◆ Request: Repeat each record exactly. Any picture gets left out.

# start of Items

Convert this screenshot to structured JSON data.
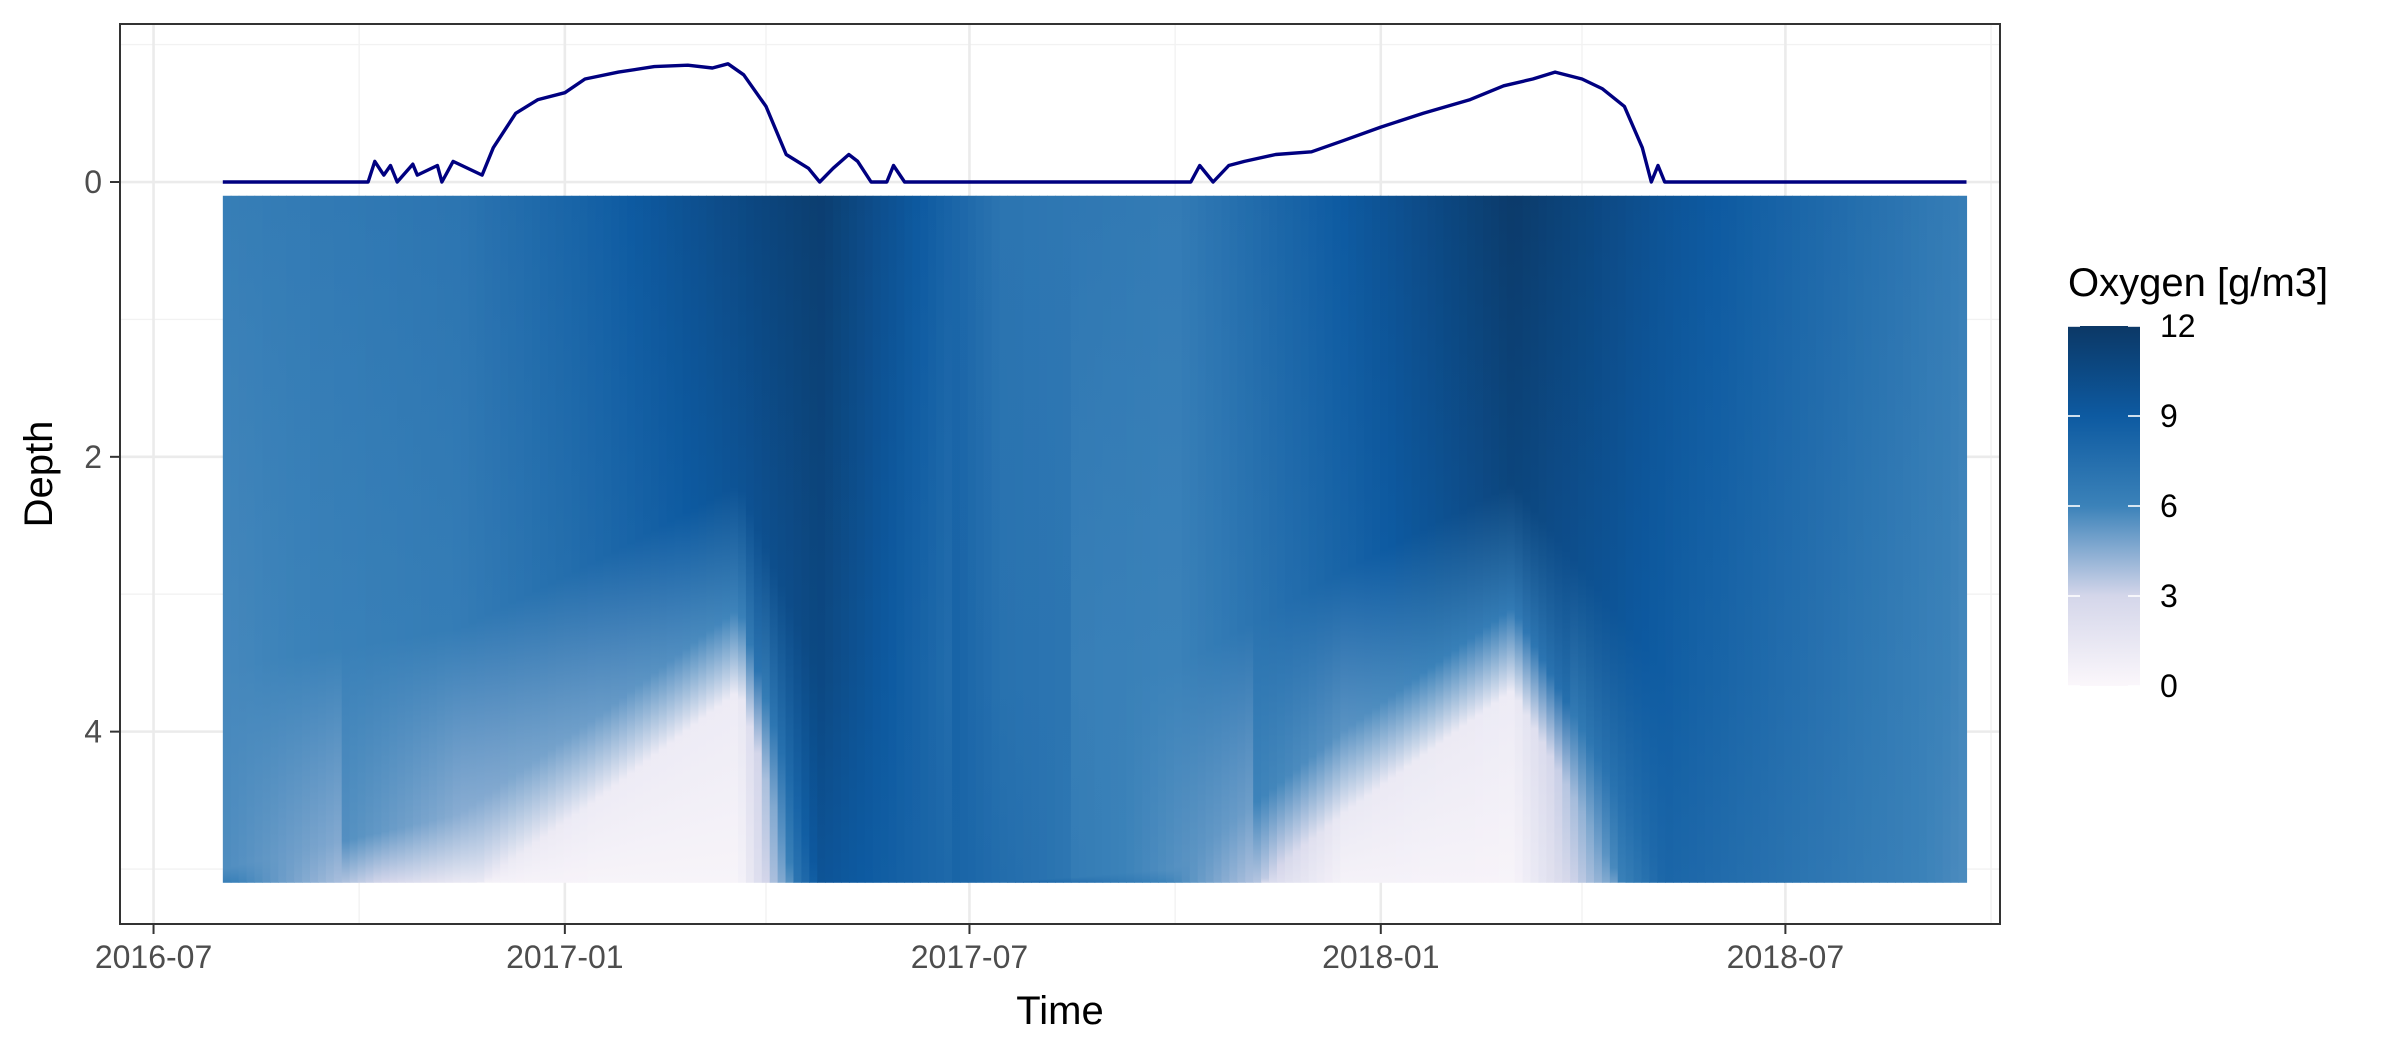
{
  "chart_data": {
    "type": "heatmap",
    "title": "",
    "xlabel": "Time",
    "ylabel": "Depth",
    "x_ticks": [
      "2016-07",
      "2017-01",
      "2017-07",
      "2018-01",
      "2018-07"
    ],
    "y_ticks": [
      "0",
      "2",
      "4"
    ],
    "xlim": [
      "2016-06-16",
      "2018-10-05"
    ],
    "ylim": [
      -1.15,
      5.4
    ],
    "y_reversed": true,
    "grid": true,
    "legend_position": "right",
    "legend": {
      "title": "Oxygen [g/m3]",
      "ticks": [
        "0",
        "3",
        "6",
        "9",
        "12"
      ],
      "range": [
        0,
        12
      ],
      "colors": [
        "#fbf7fb",
        "#d4d6ea",
        "#3b82b9",
        "#0d5aa1",
        "#0c3866"
      ]
    },
    "heatmap": {
      "time_range": [
        "2016-08-01",
        "2018-09-20"
      ],
      "depth_range": [
        0.1,
        5.1
      ],
      "description_profiles": [
        {
          "date": "2016-08-01",
          "surface": 6.3,
          "bottom": 5.5,
          "hypolimnion_top": 5.0
        },
        {
          "date": "2016-11-15",
          "surface": 7.0,
          "bottom": 0.5,
          "hypolimnion_top": 4.6
        },
        {
          "date": "2017-01-15",
          "surface": 8.5,
          "bottom": 0.3,
          "hypolimnion_top": 3.9
        },
        {
          "date": "2017-03-20",
          "surface": 10.5,
          "bottom": 0.3,
          "hypolimnion_top": 3.1
        },
        {
          "date": "2017-04-25",
          "surface": 11.5,
          "bottom": 8.5,
          "hypolimnion_top": 5.1
        },
        {
          "date": "2017-07-15",
          "surface": 7.0,
          "bottom": 8.0,
          "hypolimnion_top": 5.1
        },
        {
          "date": "2017-10-01",
          "surface": 6.5,
          "bottom": 5.0,
          "hypolimnion_top": 5.0
        },
        {
          "date": "2017-12-15",
          "surface": 9.0,
          "bottom": 0.5,
          "hypolimnion_top": 4.0
        },
        {
          "date": "2018-03-01",
          "surface": 11.8,
          "bottom": 0.3,
          "hypolimnion_top": 3.1
        },
        {
          "date": "2018-05-10",
          "surface": 9.5,
          "bottom": 7.5,
          "hypolimnion_top": 5.1
        },
        {
          "date": "2018-09-20",
          "surface": 6.3,
          "bottom": 5.5,
          "hypolimnion_top": 5.1
        }
      ]
    },
    "series": [
      {
        "type": "line",
        "color": "#000080",
        "x": [
          "2016-08-01",
          "2016-10-05",
          "2016-10-08",
          "2016-10-12",
          "2016-10-15",
          "2016-10-18",
          "2016-10-25",
          "2016-10-27",
          "2016-11-05",
          "2016-11-07",
          "2016-11-12",
          "2016-11-25",
          "2016-11-30",
          "2016-12-10",
          "2016-12-20",
          "2017-01-01",
          "2017-01-10",
          "2017-01-25",
          "2017-02-10",
          "2017-02-25",
          "2017-03-08",
          "2017-03-15",
          "2017-03-22",
          "2017-04-01",
          "2017-04-10",
          "2017-04-20",
          "2017-04-25",
          "2017-05-01",
          "2017-05-08",
          "2017-05-12",
          "2017-05-18",
          "2017-05-25",
          "2017-05-28",
          "2017-06-02",
          "2018-07-31",
          "2017-10-08",
          "2017-10-12",
          "2017-10-18",
          "2017-10-25",
          "2017-11-01",
          "2017-11-15",
          "2017-12-01",
          "2017-12-15",
          "2018-01-01",
          "2018-01-20",
          "2018-02-10",
          "2018-02-25",
          "2018-03-10",
          "2018-03-20",
          "2018-04-01",
          "2018-04-10",
          "2018-04-20",
          "2018-04-28",
          "2018-05-02",
          "2018-05-05",
          "2018-05-08",
          "2018-09-20"
        ],
        "y": [
          0,
          0,
          -0.15,
          -0.05,
          -0.12,
          0,
          -0.13,
          -0.05,
          -0.12,
          0,
          -0.15,
          -0.05,
          -0.25,
          -0.5,
          -0.6,
          -0.65,
          -0.75,
          -0.8,
          -0.84,
          -0.85,
          -0.83,
          -0.86,
          -0.78,
          -0.55,
          -0.2,
          -0.1,
          0,
          -0.1,
          -0.2,
          -0.15,
          0,
          0,
          -0.12,
          0,
          0,
          0,
          -0.12,
          0,
          -0.12,
          -0.15,
          -0.2,
          -0.22,
          -0.3,
          -0.4,
          -0.5,
          -0.6,
          -0.7,
          -0.75,
          -0.8,
          -0.75,
          -0.68,
          -0.55,
          -0.25,
          0,
          -0.12,
          0,
          0
        ]
      }
    ]
  }
}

# end of Items

◆ Answer for this exercise:
Convert this screenshot to structured JSON data.
{
  "chart_data": {
    "type": "heatmap",
    "title": "",
    "xlabel": "Time",
    "ylabel": "Depth",
    "x_ticks": [
      "2016-07",
      "2017-01",
      "2017-07",
      "2018-01",
      "2018-07"
    ],
    "y_ticks": [
      "0",
      "2",
      "4"
    ],
    "xlim": [
      "2016-06-16",
      "2018-10-05"
    ],
    "ylim": [
      -1.15,
      5.4
    ],
    "y_reversed": true,
    "grid": true,
    "legend_position": "right",
    "legend": {
      "title": "Oxygen [g/m3]",
      "ticks": [
        "0",
        "3",
        "6",
        "9",
        "12"
      ],
      "range": [
        0,
        12
      ],
      "colors": [
        "#fbf7fb",
        "#d4d6ea",
        "#3b82b9",
        "#0d5aa1",
        "#0c3866"
      ]
    },
    "heatmap": {
      "time_range": [
        "2016-08-01",
        "2018-09-20"
      ],
      "depth_range": [
        0.1,
        5.1
      ],
      "description_profiles": [
        {
          "date": "2016-08-01",
          "surface": 6.3,
          "bottom": 5.5,
          "hypolimnion_top": 5.0
        },
        {
          "date": "2016-11-15",
          "surface": 7.0,
          "bottom": 0.5,
          "hypolimnion_top": 4.6
        },
        {
          "date": "2017-01-15",
          "surface": 8.5,
          "bottom": 0.3,
          "hypolimnion_top": 3.9
        },
        {
          "date": "2017-03-20",
          "surface": 10.5,
          "bottom": 0.3,
          "hypolimnion_top": 3.1
        },
        {
          "date": "2017-04-25",
          "surface": 11.5,
          "bottom": 8.5,
          "hypolimnion_top": 5.1
        },
        {
          "date": "2017-07-15",
          "surface": 7.0,
          "bottom": 8.0,
          "hypolimnion_top": 5.1
        },
        {
          "date": "2017-10-01",
          "surface": 6.5,
          "bottom": 5.0,
          "hypolimnion_top": 5.0
        },
        {
          "date": "2017-12-15",
          "surface": 9.0,
          "bottom": 0.5,
          "hypolimnion_top": 4.0
        },
        {
          "date": "2018-03-01",
          "surface": 11.8,
          "bottom": 0.3,
          "hypolimnion_top": 3.1
        },
        {
          "date": "2018-05-10",
          "surface": 9.5,
          "bottom": 7.5,
          "hypolimnion_top": 5.1
        },
        {
          "date": "2018-09-20",
          "surface": 6.3,
          "bottom": 5.5,
          "hypolimnion_top": 5.1
        }
      ]
    },
    "series": [
      {
        "type": "line",
        "color": "#000080",
        "x": [
          "2016-08-01",
          "2016-10-05",
          "2016-10-08",
          "2016-10-12",
          "2016-10-15",
          "2016-10-18",
          "2016-10-25",
          "2016-10-27",
          "2016-11-05",
          "2016-11-07",
          "2016-11-12",
          "2016-11-25",
          "2016-11-30",
          "2016-12-10",
          "2016-12-20",
          "2017-01-01",
          "2017-01-10",
          "2017-01-25",
          "2017-02-10",
          "2017-02-25",
          "2017-03-08",
          "2017-03-15",
          "2017-03-22",
          "2017-04-01",
          "2017-04-10",
          "2017-04-20",
          "2017-04-25",
          "2017-05-01",
          "2017-05-08",
          "2017-05-12",
          "2017-05-18",
          "2017-05-25",
          "2017-05-28",
          "2017-06-02",
          "2018-07-31",
          "2017-10-08",
          "2017-10-12",
          "2017-10-18",
          "2017-10-25",
          "2017-11-01",
          "2017-11-15",
          "2017-12-01",
          "2017-12-15",
          "2018-01-01",
          "2018-01-20",
          "2018-02-10",
          "2018-02-25",
          "2018-03-10",
          "2018-03-20",
          "2018-04-01",
          "2018-04-10",
          "2018-04-20",
          "2018-04-28",
          "2018-05-02",
          "2018-05-05",
          "2018-05-08",
          "2018-09-20"
        ],
        "y": [
          0,
          0,
          -0.15,
          -0.05,
          -0.12,
          0,
          -0.13,
          -0.05,
          -0.12,
          0,
          -0.15,
          -0.05,
          -0.25,
          -0.5,
          -0.6,
          -0.65,
          -0.75,
          -0.8,
          -0.84,
          -0.85,
          -0.83,
          -0.86,
          -0.78,
          -0.55,
          -0.2,
          -0.1,
          0,
          -0.1,
          -0.2,
          -0.15,
          0,
          0,
          -0.12,
          0,
          0,
          0,
          -0.12,
          0,
          -0.12,
          -0.15,
          -0.2,
          -0.22,
          -0.3,
          -0.4,
          -0.5,
          -0.6,
          -0.7,
          -0.75,
          -0.8,
          -0.75,
          -0.68,
          -0.55,
          -0.25,
          0,
          -0.12,
          0,
          0
        ]
      }
    ]
  }
}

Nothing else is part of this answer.